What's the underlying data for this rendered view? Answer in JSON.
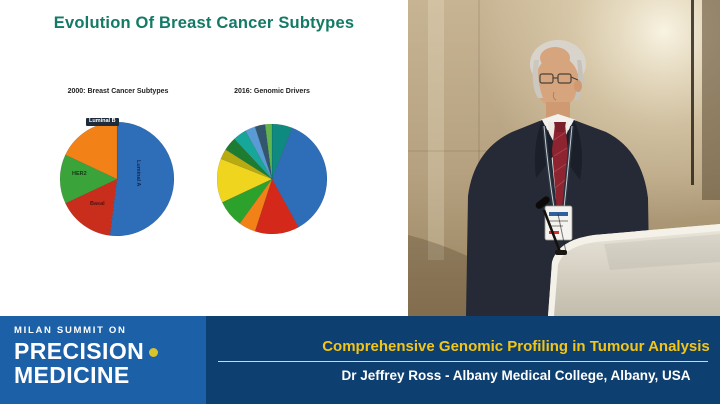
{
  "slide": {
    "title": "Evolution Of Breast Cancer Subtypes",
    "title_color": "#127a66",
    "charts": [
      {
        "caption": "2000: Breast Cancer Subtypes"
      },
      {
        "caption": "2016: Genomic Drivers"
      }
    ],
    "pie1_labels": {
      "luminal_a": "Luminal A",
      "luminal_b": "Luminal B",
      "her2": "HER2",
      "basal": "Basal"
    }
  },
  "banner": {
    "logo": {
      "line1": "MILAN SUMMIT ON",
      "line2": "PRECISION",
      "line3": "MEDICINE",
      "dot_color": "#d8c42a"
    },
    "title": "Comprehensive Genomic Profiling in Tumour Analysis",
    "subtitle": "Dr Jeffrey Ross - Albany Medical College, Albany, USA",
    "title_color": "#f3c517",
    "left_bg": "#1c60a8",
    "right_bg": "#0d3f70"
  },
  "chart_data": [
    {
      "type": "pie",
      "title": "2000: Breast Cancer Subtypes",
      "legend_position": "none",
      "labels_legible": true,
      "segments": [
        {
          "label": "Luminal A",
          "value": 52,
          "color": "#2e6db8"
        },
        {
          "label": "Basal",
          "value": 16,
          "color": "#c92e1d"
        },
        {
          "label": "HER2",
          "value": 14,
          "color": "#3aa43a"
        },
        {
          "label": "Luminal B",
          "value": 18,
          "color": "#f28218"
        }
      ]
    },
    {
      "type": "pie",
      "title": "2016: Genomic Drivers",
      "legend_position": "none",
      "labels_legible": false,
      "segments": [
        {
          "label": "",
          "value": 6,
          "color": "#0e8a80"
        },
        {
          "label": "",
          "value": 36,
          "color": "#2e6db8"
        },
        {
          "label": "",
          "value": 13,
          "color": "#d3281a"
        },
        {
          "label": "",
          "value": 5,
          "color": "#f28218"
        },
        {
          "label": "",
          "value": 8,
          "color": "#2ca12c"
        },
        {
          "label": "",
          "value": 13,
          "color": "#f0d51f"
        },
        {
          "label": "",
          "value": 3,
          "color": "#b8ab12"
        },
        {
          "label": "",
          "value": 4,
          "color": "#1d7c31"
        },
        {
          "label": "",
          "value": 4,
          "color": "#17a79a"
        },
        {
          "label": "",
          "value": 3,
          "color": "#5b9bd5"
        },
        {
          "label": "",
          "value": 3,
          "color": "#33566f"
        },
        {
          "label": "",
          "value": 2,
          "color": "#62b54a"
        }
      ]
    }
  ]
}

---

= REQUIRED WORK =
Give back the records above exactly, with no pictures.

= RESPONSE TO THIS EXERCISE =
What's the underlying data for this rendered view? Answer in JSON.
{
  "slide": {
    "title": "Evolution Of Breast Cancer Subtypes",
    "title_color": "#127a66",
    "charts": [
      {
        "caption": "2000: Breast Cancer Subtypes"
      },
      {
        "caption": "2016: Genomic Drivers"
      }
    ],
    "pie1_labels": {
      "luminal_a": "Luminal A",
      "luminal_b": "Luminal B",
      "her2": "HER2",
      "basal": "Basal"
    }
  },
  "banner": {
    "logo": {
      "line1": "MILAN SUMMIT ON",
      "line2": "PRECISION",
      "line3": "MEDICINE",
      "dot_color": "#d8c42a"
    },
    "title": "Comprehensive Genomic Profiling in Tumour Analysis",
    "subtitle": "Dr Jeffrey Ross - Albany Medical College, Albany, USA",
    "title_color": "#f3c517",
    "left_bg": "#1c60a8",
    "right_bg": "#0d3f70"
  },
  "chart_data": [
    {
      "type": "pie",
      "title": "2000: Breast Cancer Subtypes",
      "legend_position": "none",
      "labels_legible": true,
      "segments": [
        {
          "label": "Luminal A",
          "value": 52,
          "color": "#2e6db8"
        },
        {
          "label": "Basal",
          "value": 16,
          "color": "#c92e1d"
        },
        {
          "label": "HER2",
          "value": 14,
          "color": "#3aa43a"
        },
        {
          "label": "Luminal B",
          "value": 18,
          "color": "#f28218"
        }
      ]
    },
    {
      "type": "pie",
      "title": "2016: Genomic Drivers",
      "legend_position": "none",
      "labels_legible": false,
      "segments": [
        {
          "label": "",
          "value": 6,
          "color": "#0e8a80"
        },
        {
          "label": "",
          "value": 36,
          "color": "#2e6db8"
        },
        {
          "label": "",
          "value": 13,
          "color": "#d3281a"
        },
        {
          "label": "",
          "value": 5,
          "color": "#f28218"
        },
        {
          "label": "",
          "value": 8,
          "color": "#2ca12c"
        },
        {
          "label": "",
          "value": 13,
          "color": "#f0d51f"
        },
        {
          "label": "",
          "value": 3,
          "color": "#b8ab12"
        },
        {
          "label": "",
          "value": 4,
          "color": "#1d7c31"
        },
        {
          "label": "",
          "value": 4,
          "color": "#17a79a"
        },
        {
          "label": "",
          "value": 3,
          "color": "#5b9bd5"
        },
        {
          "label": "",
          "value": 3,
          "color": "#33566f"
        },
        {
          "label": "",
          "value": 2,
          "color": "#62b54a"
        }
      ]
    }
  ]
}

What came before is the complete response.